## TASK PROMPT
Answer with one number only: the number of lines that contain "Bull".

(Figure data in JSON)
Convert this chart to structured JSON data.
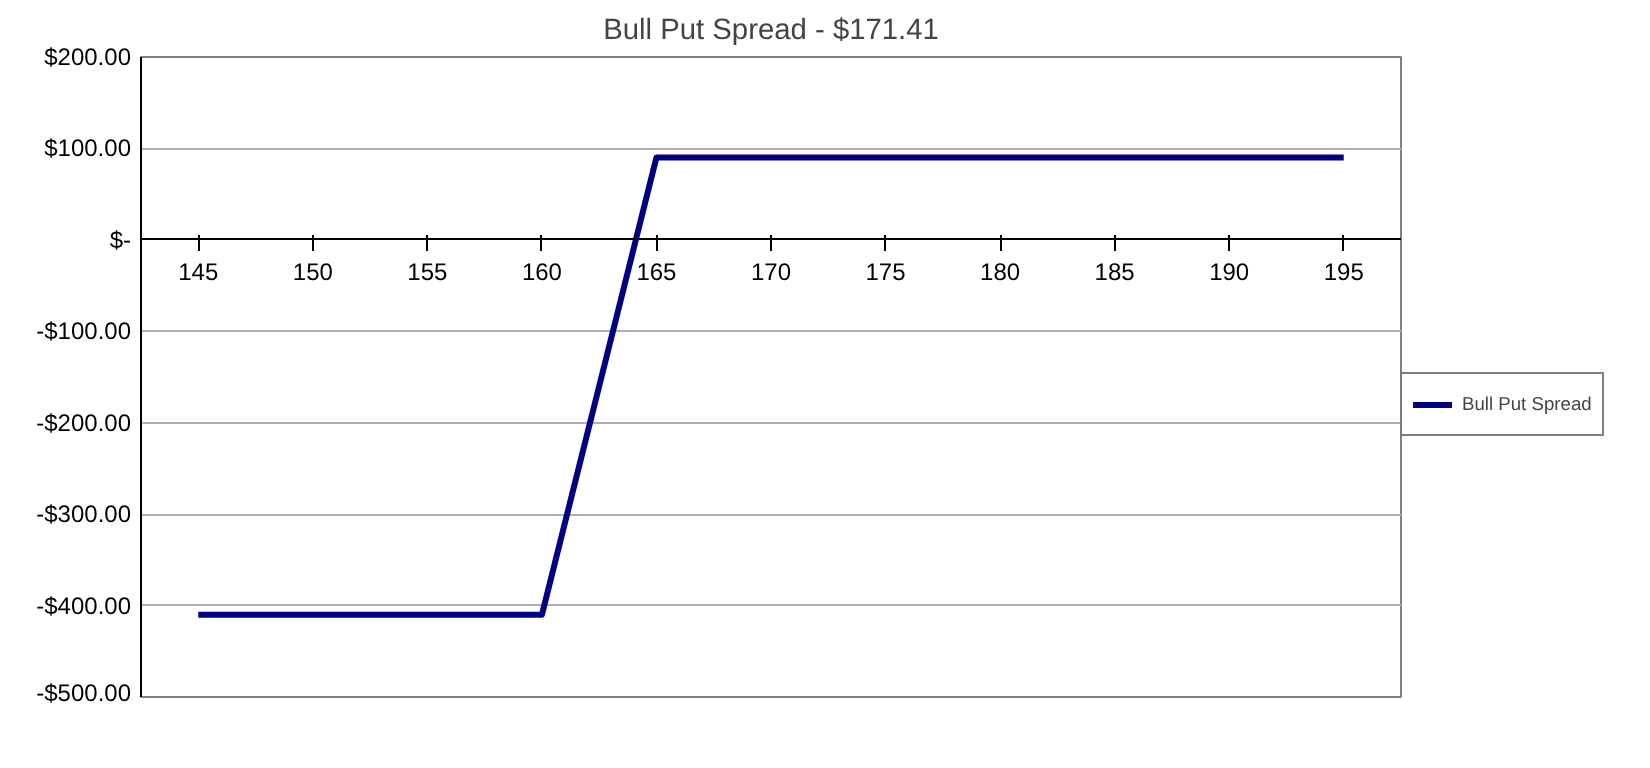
{
  "chart_data": {
    "type": "line",
    "title": "Bull Put Spread - $171.41",
    "categories": [
      "145",
      "150",
      "155",
      "160",
      "165",
      "170",
      "175",
      "180",
      "185",
      "190",
      "195"
    ],
    "series": [
      {
        "name": "Bull Put Spread",
        "color": "#000080",
        "values": [
          -410,
          -410,
          -410,
          -410,
          90,
          90,
          90,
          90,
          90,
          90,
          90
        ]
      }
    ],
    "ylim": [
      -500,
      200
    ],
    "yticks": [
      {
        "value": 200,
        "label": "$200.00"
      },
      {
        "value": 100,
        "label": "$100.00"
      },
      {
        "value": 0,
        "label": "$-"
      },
      {
        "value": -100,
        "label": "-$100.00"
      },
      {
        "value": -200,
        "label": "-$200.00"
      },
      {
        "value": -300,
        "label": "-$300.00"
      },
      {
        "value": -400,
        "label": "-$400.00"
      },
      {
        "value": -500,
        "label": "-$500.00"
      }
    ],
    "grid": "y",
    "legend": "right",
    "marker": "none",
    "line_style": "solid"
  }
}
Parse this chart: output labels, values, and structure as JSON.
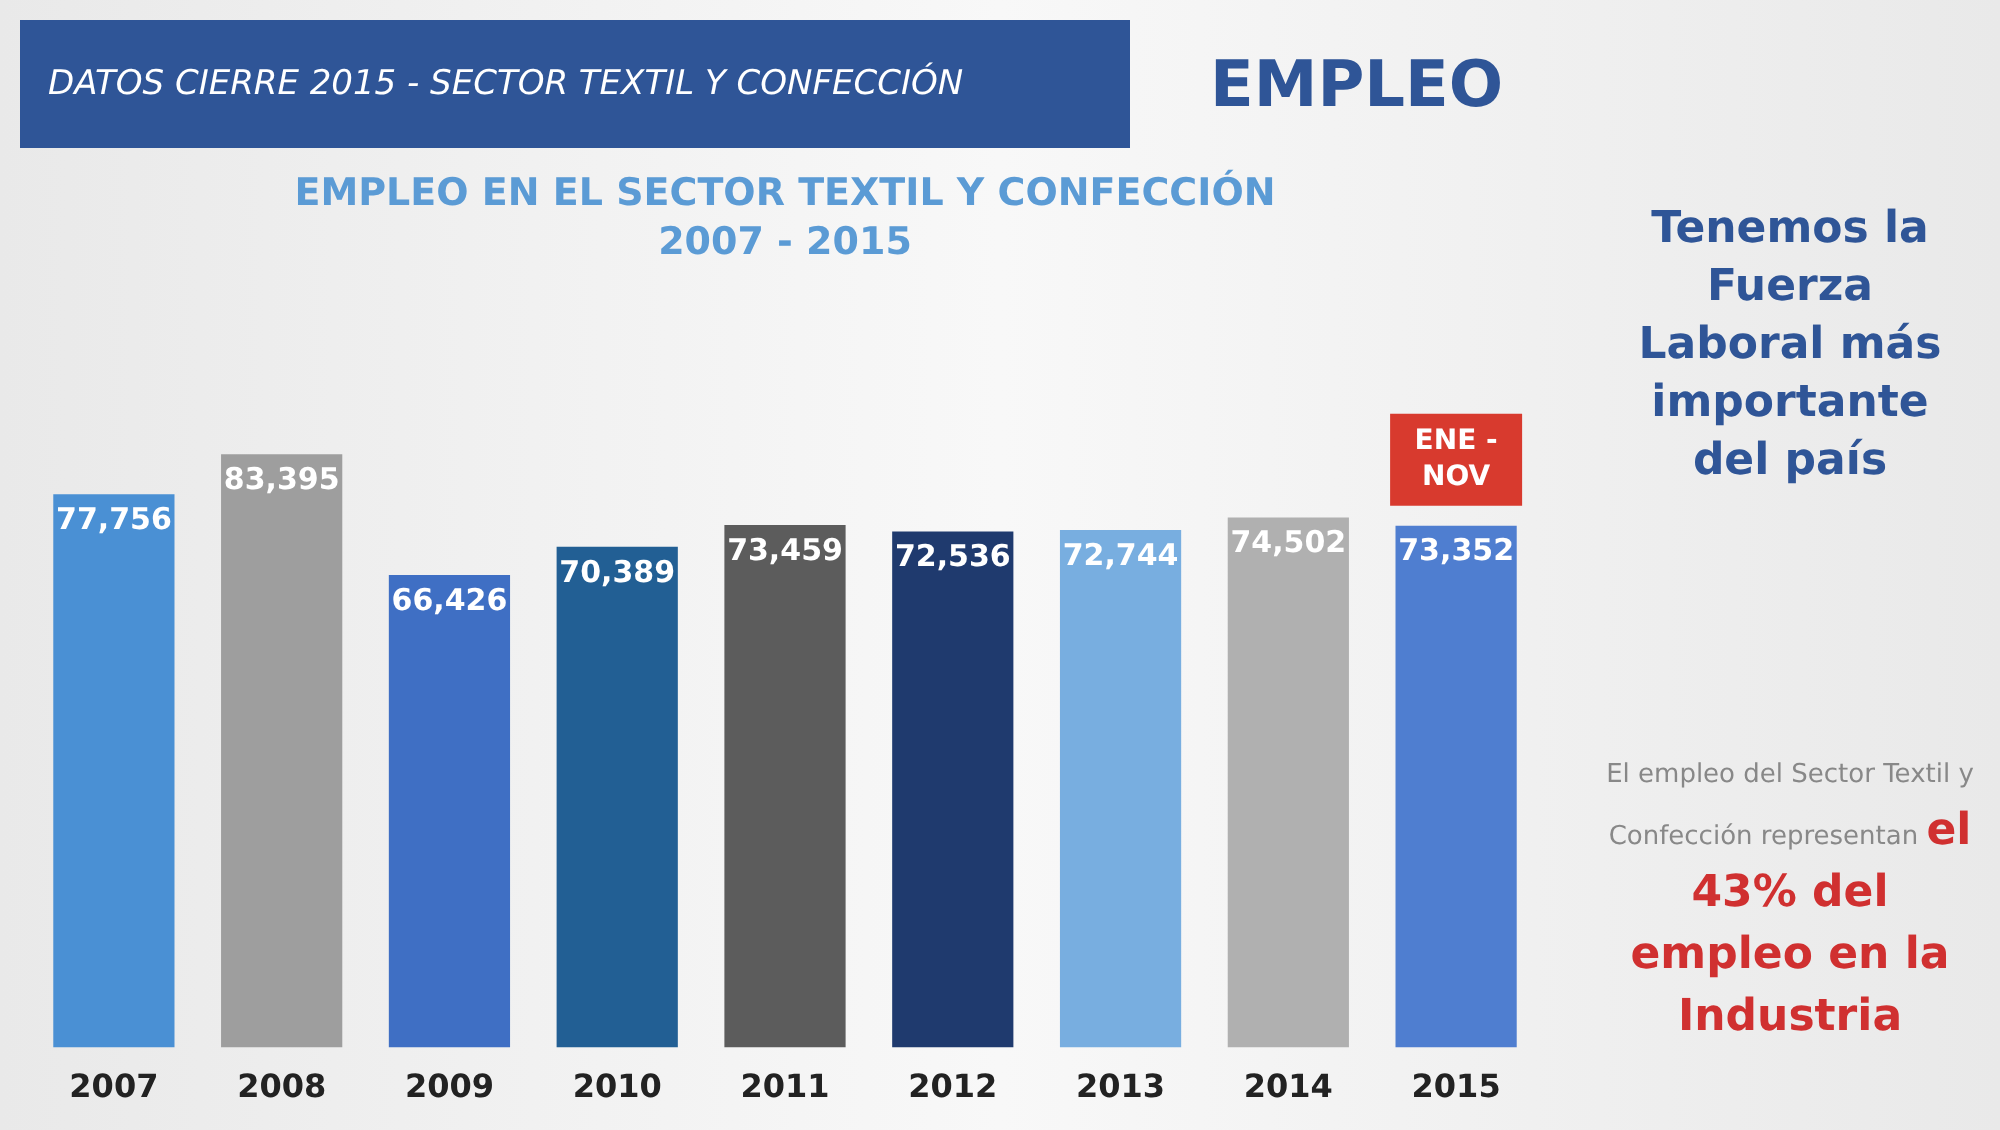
{
  "chart_data": {
    "type": "bar",
    "title": "EMPLEO EN EL SECTOR TEXTIL Y CONFECCIÓN",
    "subtitle": "2007 - 2015",
    "categories": [
      "2007",
      "2008",
      "2009",
      "2010",
      "2011",
      "2012",
      "2013",
      "2014",
      "2015"
    ],
    "values": [
      77756,
      83395,
      66426,
      70389,
      73459,
      72536,
      72744,
      74502,
      73352
    ],
    "value_labels": [
      "77,756",
      "83,395",
      "66,426",
      "70,389",
      "73,459",
      "72,536",
      "72,744",
      "74,502",
      "73,352"
    ],
    "colors": [
      "#4a90d4",
      "#9e9e9e",
      "#3f6fc4",
      "#225f94",
      "#5c5c5c",
      "#1f3a6e",
      "#78aee0",
      "#b0b0b0",
      "#4f7ed0"
    ],
    "annotations": [
      "DATOS CIERRE 2015 - SECTOR TEXTIL Y CONFECCIÓN",
      "EMPLEO",
      "Tenemos la Fuerza Laboral más importante del país",
      "El empleo del Sector Textil y Confección representan",
      "el 43% del empleo en la Industria",
      "ENE - NOV"
    ],
    "legend": false
  }
}
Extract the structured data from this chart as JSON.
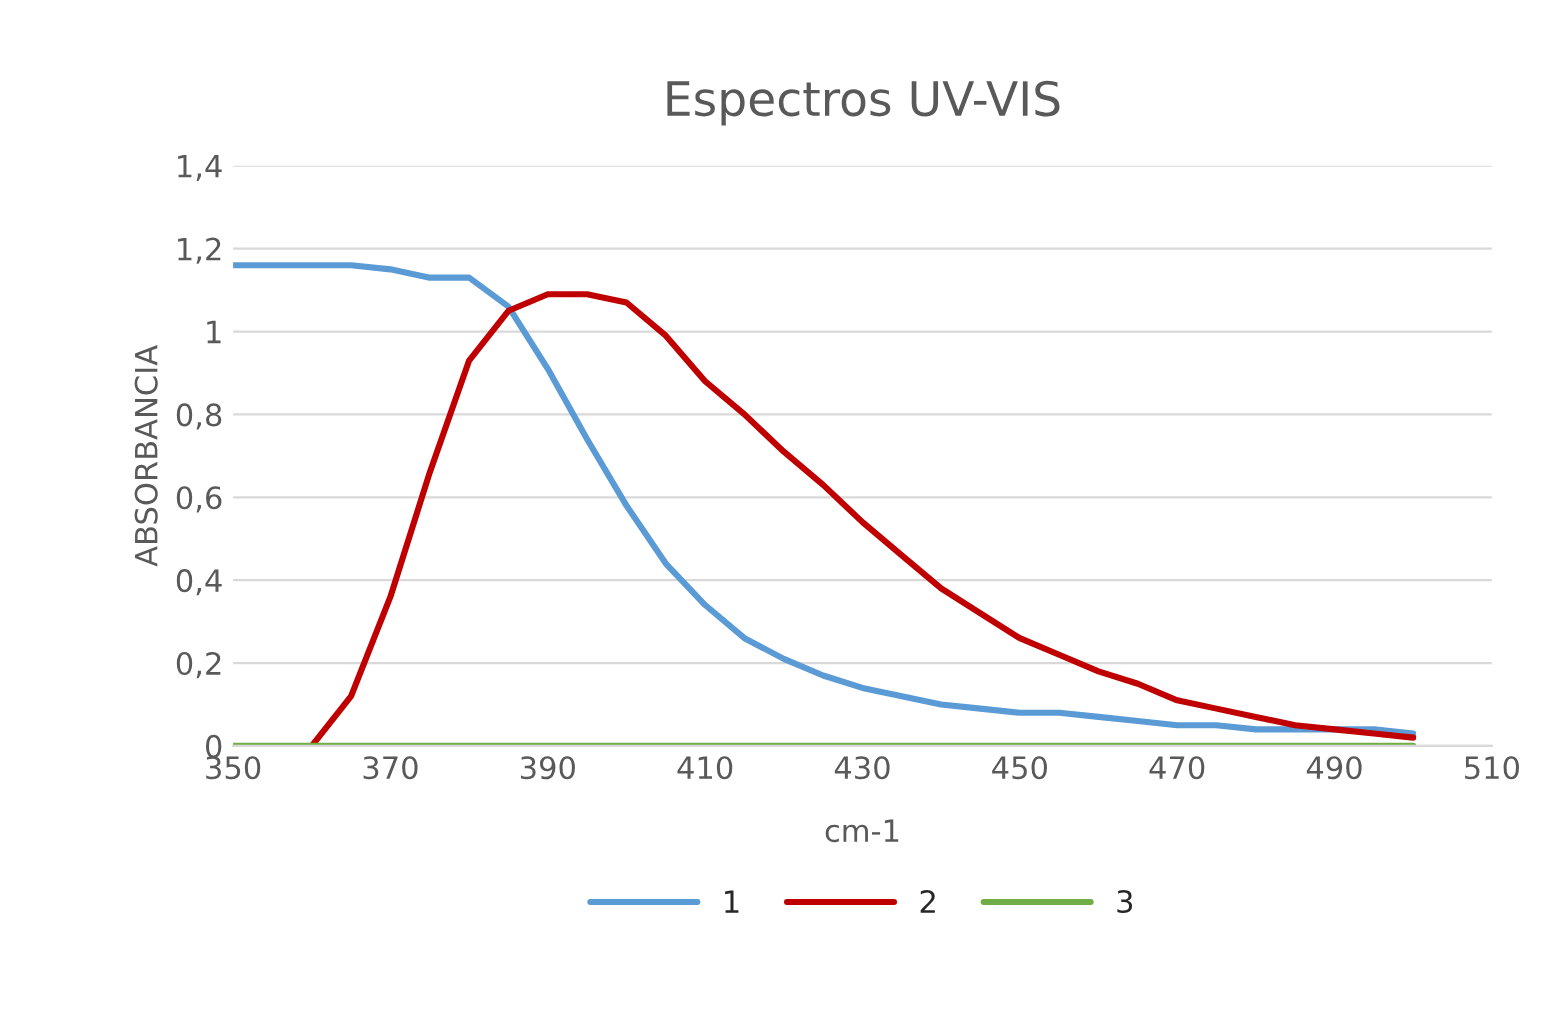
{
  "chart_data": {
    "type": "line",
    "title": "Espectros UV-VIS",
    "xlabel": "cm-1",
    "ylabel": "ABSORBANCIA",
    "xlim": [
      350,
      510
    ],
    "xticks": [
      350,
      370,
      390,
      410,
      430,
      450,
      470,
      490,
      510
    ],
    "ylim": [
      0,
      1.4
    ],
    "yticks": [
      0,
      {
        "value": 0.2,
        "label": "0,2"
      },
      {
        "value": 0.4,
        "label": "0,4"
      },
      {
        "value": 0.6,
        "label": "0,6"
      },
      {
        "value": 0.8,
        "label": "0,8"
      },
      1,
      {
        "value": 1.2,
        "label": "1,2"
      },
      {
        "value": 1.4,
        "label": "1,4"
      }
    ],
    "grid": "y",
    "legend": "bottom",
    "marker": "none",
    "line_style": "solid",
    "series": [
      {
        "name": "1",
        "color": "#5b9bd5",
        "x": [
          350,
          355,
          360,
          365,
          370,
          375,
          380,
          385,
          390,
          395,
          400,
          405,
          410,
          415,
          420,
          425,
          430,
          435,
          440,
          445,
          450,
          455,
          460,
          465,
          470,
          475,
          480,
          485,
          490,
          495,
          500
        ],
        "values": [
          1.16,
          1.16,
          1.16,
          1.16,
          1.15,
          1.13,
          1.13,
          1.06,
          0.91,
          0.74,
          0.58,
          0.44,
          0.34,
          0.26,
          0.21,
          0.17,
          0.14,
          0.12,
          0.1,
          0.09,
          0.08,
          0.08,
          0.07,
          0.06,
          0.05,
          0.05,
          0.04,
          0.04,
          0.04,
          0.04,
          0.03
        ]
      },
      {
        "name": "2",
        "color": "#c00000",
        "x": [
          360,
          365,
          370,
          375,
          380,
          385,
          390,
          395,
          400,
          405,
          410,
          415,
          420,
          425,
          430,
          435,
          440,
          445,
          450,
          455,
          460,
          465,
          470,
          475,
          480,
          485,
          490,
          495,
          500
        ],
        "values": [
          0,
          0.12,
          0.36,
          0.66,
          0.93,
          1.05,
          1.09,
          1.09,
          1.07,
          0.99,
          0.88,
          0.8,
          0.71,
          0.63,
          0.54,
          0.46,
          0.38,
          0.32,
          0.26,
          0.22,
          0.18,
          0.15,
          0.11,
          0.09,
          0.07,
          0.05,
          0.04,
          0.03,
          0.02
        ]
      },
      {
        "name": "3",
        "color": "#70ad47",
        "x": [
          350,
          500
        ],
        "values": [
          0,
          0
        ]
      }
    ]
  }
}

## THE ANSWER
2